## What needs to be done
Write out all the entries word for word, but skip any images.

## Extracted records
^^^^^^^^^^^^^^^^
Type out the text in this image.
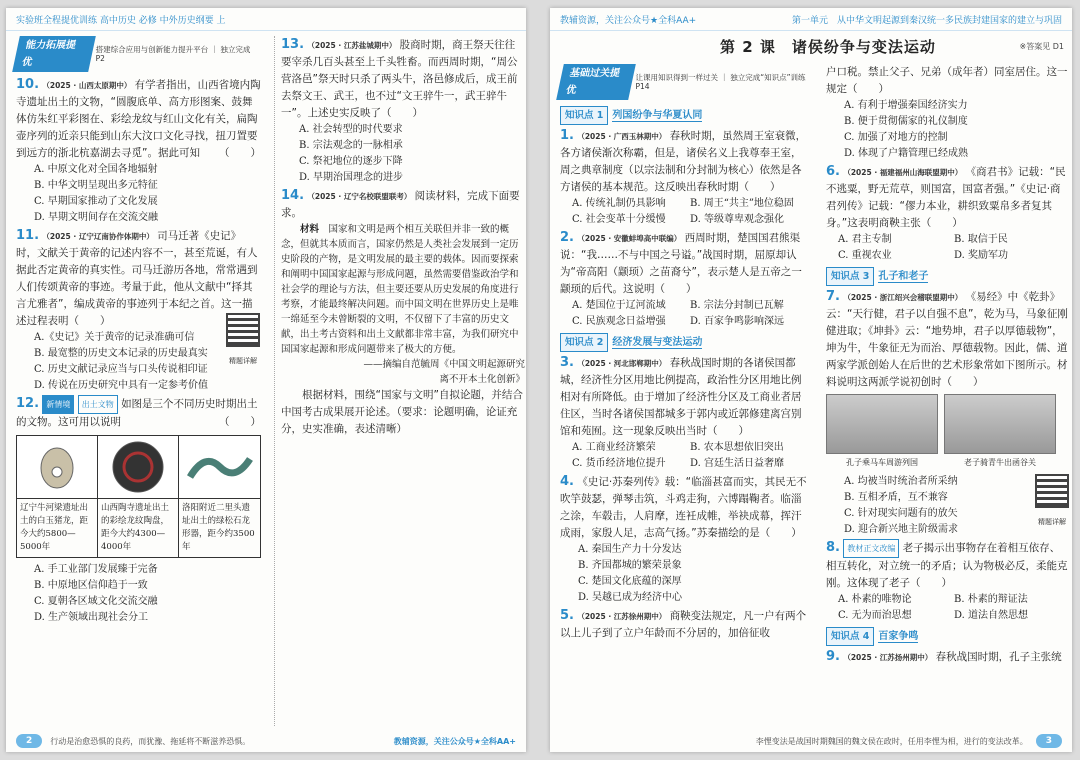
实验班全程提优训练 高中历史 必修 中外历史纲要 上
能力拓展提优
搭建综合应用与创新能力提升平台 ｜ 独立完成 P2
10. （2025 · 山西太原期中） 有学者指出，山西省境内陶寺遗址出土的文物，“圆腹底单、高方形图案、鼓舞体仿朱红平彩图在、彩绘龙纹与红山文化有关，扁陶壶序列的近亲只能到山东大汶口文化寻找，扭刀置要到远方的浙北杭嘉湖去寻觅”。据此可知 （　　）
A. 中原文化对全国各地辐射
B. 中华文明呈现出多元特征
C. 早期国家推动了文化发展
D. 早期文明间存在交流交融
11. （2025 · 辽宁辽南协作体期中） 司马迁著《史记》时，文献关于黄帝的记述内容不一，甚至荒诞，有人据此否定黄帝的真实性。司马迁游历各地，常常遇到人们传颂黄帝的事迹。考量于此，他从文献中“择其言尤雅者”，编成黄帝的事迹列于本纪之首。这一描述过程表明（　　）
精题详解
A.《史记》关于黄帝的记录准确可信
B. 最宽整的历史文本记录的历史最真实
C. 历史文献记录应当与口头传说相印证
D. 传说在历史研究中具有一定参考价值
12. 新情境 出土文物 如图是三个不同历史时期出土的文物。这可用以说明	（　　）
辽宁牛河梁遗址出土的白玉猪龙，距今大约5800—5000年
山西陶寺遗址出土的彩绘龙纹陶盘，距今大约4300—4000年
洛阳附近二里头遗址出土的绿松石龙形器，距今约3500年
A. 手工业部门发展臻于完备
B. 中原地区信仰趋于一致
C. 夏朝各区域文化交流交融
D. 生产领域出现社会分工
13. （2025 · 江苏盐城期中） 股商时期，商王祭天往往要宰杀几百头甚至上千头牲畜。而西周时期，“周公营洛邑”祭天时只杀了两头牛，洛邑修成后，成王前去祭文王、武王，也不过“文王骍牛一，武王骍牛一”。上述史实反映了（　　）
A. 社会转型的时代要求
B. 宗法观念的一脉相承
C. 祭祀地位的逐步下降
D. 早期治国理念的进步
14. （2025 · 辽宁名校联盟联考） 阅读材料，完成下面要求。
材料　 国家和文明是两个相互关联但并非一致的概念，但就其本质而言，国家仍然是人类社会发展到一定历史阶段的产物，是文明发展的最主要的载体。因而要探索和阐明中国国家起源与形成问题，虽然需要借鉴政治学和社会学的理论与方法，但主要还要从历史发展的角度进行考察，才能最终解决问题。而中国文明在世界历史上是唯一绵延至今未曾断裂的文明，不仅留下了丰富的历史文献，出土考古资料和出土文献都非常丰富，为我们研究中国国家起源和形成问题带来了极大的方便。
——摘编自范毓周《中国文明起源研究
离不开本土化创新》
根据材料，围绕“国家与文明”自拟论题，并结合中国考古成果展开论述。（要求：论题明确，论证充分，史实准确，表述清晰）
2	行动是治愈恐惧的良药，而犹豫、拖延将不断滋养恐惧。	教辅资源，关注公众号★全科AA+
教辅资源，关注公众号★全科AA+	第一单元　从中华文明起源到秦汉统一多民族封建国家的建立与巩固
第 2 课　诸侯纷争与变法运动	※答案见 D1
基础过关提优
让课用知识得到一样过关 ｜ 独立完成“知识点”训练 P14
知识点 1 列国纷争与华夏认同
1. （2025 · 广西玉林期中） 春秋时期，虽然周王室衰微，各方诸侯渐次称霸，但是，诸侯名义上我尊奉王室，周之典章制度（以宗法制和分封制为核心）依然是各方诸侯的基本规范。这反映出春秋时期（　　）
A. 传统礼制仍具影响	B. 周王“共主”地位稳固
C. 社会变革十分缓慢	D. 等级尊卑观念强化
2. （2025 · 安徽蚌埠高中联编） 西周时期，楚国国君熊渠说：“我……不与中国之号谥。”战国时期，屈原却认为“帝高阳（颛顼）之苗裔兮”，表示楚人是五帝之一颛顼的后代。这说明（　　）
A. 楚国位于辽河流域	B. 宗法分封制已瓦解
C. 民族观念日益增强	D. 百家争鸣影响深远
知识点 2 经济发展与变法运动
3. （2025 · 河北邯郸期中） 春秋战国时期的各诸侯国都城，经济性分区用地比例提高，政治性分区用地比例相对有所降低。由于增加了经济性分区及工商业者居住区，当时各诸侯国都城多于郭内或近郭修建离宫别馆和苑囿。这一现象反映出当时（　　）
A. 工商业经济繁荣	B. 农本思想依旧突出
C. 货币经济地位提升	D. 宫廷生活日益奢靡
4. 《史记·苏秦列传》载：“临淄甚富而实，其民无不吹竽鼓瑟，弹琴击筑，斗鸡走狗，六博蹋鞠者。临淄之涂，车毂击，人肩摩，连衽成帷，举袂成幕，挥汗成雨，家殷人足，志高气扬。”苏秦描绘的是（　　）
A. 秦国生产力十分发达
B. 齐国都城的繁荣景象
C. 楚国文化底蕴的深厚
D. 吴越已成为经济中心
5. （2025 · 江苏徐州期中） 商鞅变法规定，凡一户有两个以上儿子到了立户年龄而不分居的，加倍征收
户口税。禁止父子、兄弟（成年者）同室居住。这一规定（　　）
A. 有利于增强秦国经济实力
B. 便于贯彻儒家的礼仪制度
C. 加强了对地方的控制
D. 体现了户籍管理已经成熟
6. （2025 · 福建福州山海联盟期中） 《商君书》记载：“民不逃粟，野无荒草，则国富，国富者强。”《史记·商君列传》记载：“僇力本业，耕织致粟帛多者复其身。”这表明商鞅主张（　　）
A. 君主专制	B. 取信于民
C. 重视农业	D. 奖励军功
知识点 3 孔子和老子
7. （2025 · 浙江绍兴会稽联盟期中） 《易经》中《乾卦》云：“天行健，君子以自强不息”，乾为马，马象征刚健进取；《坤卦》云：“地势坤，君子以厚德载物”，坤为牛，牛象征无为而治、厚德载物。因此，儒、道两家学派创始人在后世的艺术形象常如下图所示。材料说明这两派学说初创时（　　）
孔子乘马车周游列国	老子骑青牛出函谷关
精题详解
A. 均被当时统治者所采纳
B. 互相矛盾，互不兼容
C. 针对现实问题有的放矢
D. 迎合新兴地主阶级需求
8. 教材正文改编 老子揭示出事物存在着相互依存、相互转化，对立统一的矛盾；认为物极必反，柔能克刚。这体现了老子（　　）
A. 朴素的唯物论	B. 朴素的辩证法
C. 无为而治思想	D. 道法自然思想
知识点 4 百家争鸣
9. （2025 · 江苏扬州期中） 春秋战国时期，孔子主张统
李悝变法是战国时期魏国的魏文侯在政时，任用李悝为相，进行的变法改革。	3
^^^^^^^^^^^^^^^^
## Answer below
Type out the text in this image.
实验班全程提优训练 高中历史 必修 中外历史纲要 上
能力拓展提优
搭建综合应用与创新能力提升平台 ｜ 独立完成 P2
10. （2025 · 山西太原期中） 有学者指出，山西省境内陶寺遗址出土的文物，“圆腹底单、高方形图案、鼓舞体仿朱红平彩图在、彩绘龙纹与红山文化有关，扁陶壶序列的近亲只能到山东大汶口文化寻找，扭刀置要到远方的浙北杭嘉湖去寻觅”。据此可知 （　　）
A. 中原文化对全国各地辐射
B. 中华文明呈现出多元特征
C. 早期国家推动了文化发展
D. 早期文明间存在交流交融
11. （2025 · 辽宁辽南协作体期中） 司马迁著《史记》时，文献关于黄帝的记述内容不一，甚至荒诞，有人据此否定黄帝的真实性。司马迁游历各地，常常遇到人们传颂黄帝的事迹。考量于此，他从文献中“择其言尤雅者”，编成黄帝的事迹列于本纪之首。这一描述过程表明（　　）
精题详解
A.《史记》关于黄帝的记录准确可信
B. 最宽整的历史文本记录的历史最真实
C. 历史文献记录应当与口头传说相印证
D. 传说在历史研究中具有一定参考价值
12. 新情境 出土文物 如图是三个不同历史时期出土的文物。这可用以说明	（　　）
辽宁牛河梁遗址出土的白玉猪龙，距今大约5800—5000年
山西陶寺遗址出土的彩绘龙纹陶盘，距今大约4300—4000年
洛阳附近二里头遗址出土的绿松石龙形器，距今约3500年
A. 手工业部门发展臻于完备
B. 中原地区信仰趋于一致
C. 夏朝各区域文化交流交融
D. 生产领域出现社会分工
13. （2025 · 江苏盐城期中） 股商时期，商王祭天往往要宰杀几百头甚至上千头牲畜。而西周时期，“周公营洛邑”祭天时只杀了两头牛，洛邑修成后，成王前去祭文王、武王，也不过“文王骍牛一，武王骍牛一”。上述史实反映了（　　）
A. 社会转型的时代要求
B. 宗法观念的一脉相承
C. 祭祀地位的逐步下降
D. 早期治国理念的进步
14. （2025 · 辽宁名校联盟联考） 阅读材料，完成下面要求。
材料　 国家和文明是两个相互关联但并非一致的概念，但就其本质而言，国家仍然是人类社会发展到一定历史阶段的产物，是文明发展的最主要的载体。因而要探索和阐明中国国家起源与形成问题，虽然需要借鉴政治学和社会学的理论与方法，但主要还要从历史发展的角度进行考察，才能最终解决问题。而中国文明在世界历史上是唯一绵延至今未曾断裂的文明，不仅留下了丰富的历史文献，出土考古资料和出土文献都非常丰富，为我们研究中国国家起源和形成问题带来了极大的方便。
——摘编自范毓周《中国文明起源研究
离不开本土化创新》
根据材料，围绕“国家与文明”自拟论题，并结合中国考古成果展开论述。（要求：论题明确，论证充分，史实准确，表述清晰）
2	行动是治愈恐惧的良药，而犹豫、拖延将不断滋养恐惧。	教辅资源，关注公众号★全科AA+
教辅资源，关注公众号★全科AA+	第一单元　从中华文明起源到秦汉统一多民族封建国家的建立与巩固
第 2 课　诸侯纷争与变法运动	※答案见 D1
基础过关提优
让课用知识得到一样过关 ｜ 独立完成“知识点”训练 P14
知识点 1 列国纷争与华夏认同
1. （2025 · 广西玉林期中） 春秋时期，虽然周王室衰微，各方诸侯渐次称霸，但是，诸侯名义上我尊奉王室，周之典章制度（以宗法制和分封制为核心）依然是各方诸侯的基本规范。这反映出春秋时期（　　）
A. 传统礼制仍具影响	B. 周王“共主”地位稳固
C. 社会变革十分缓慢	D. 等级尊卑观念强化
2. （2025 · 安徽蚌埠高中联编） 西周时期，楚国国君熊渠说：“我……不与中国之号谥。”战国时期，屈原却认为“帝高阳（颛顼）之苗裔兮”，表示楚人是五帝之一颛顼的后代。这说明（　　）
A. 楚国位于辽河流域	B. 宗法分封制已瓦解
C. 民族观念日益增强	D. 百家争鸣影响深远
知识点 2 经济发展与变法运动
3. （2025 · 河北邯郸期中） 春秋战国时期的各诸侯国都城，经济性分区用地比例提高，政治性分区用地比例相对有所降低。由于增加了经济性分区及工商业者居住区，当时各诸侯国都城多于郭内或近郭修建离宫别馆和苑囿。这一现象反映出当时（　　）
A. 工商业经济繁荣	B. 农本思想依旧突出
C. 货币经济地位提升	D. 宫廷生活日益奢靡
4. 《史记·苏秦列传》载：“临淄甚富而实，其民无不吹竽鼓瑟，弹琴击筑，斗鸡走狗，六博蹋鞠者。临淄之涂，车毂击，人肩摩，连衽成帷，举袂成幕，挥汗成雨，家殷人足，志高气扬。”苏秦描绘的是（　　）
A. 秦国生产力十分发达
B. 齐国都城的繁荣景象
C. 楚国文化底蕴的深厚
D. 吴越已成为经济中心
5. （2025 · 江苏徐州期中） 商鞅变法规定，凡一户有两个以上儿子到了立户年龄而不分居的，加倍征收
户口税。禁止父子、兄弟（成年者）同室居住。这一规定（　　）
A. 有利于增强秦国经济实力
B. 便于贯彻儒家的礼仪制度
C. 加强了对地方的控制
D. 体现了户籍管理已经成熟
6. （2025 · 福建福州山海联盟期中） 《商君书》记载：“民不逃粟，野无荒草，则国富，国富者强。”《史记·商君列传》记载：“僇力本业，耕织致粟帛多者复其身。”这表明商鞅主张（　　）
A. 君主专制	B. 取信于民
C. 重视农业	D. 奖励军功
知识点 3 孔子和老子
7. （2025 · 浙江绍兴会稽联盟期中） 《易经》中《乾卦》云：“天行健，君子以自强不息”，乾为马，马象征刚健进取；《坤卦》云：“地势坤，君子以厚德载物”，坤为牛，牛象征无为而治、厚德载物。因此，儒、道两家学派创始人在后世的艺术形象常如下图所示。材料说明这两派学说初创时（　　）
孔子乘马车周游列国	老子骑青牛出函谷关
精题详解
A. 均被当时统治者所采纳
B. 互相矛盾，互不兼容
C. 针对现实问题有的放矢
D. 迎合新兴地主阶级需求
8. 教材正文改编 老子揭示出事物存在着相互依存、相互转化，对立统一的矛盾；认为物极必反，柔能克刚。这体现了老子（　　）
A. 朴素的唯物论	B. 朴素的辩证法
C. 无为而治思想	D. 道法自然思想
知识点 4 百家争鸣
9. （2025 · 江苏扬州期中） 春秋战国时期，孔子主张统
李悝变法是战国时期魏国的魏文侯在政时，任用李悝为相，进行的变法改革。	3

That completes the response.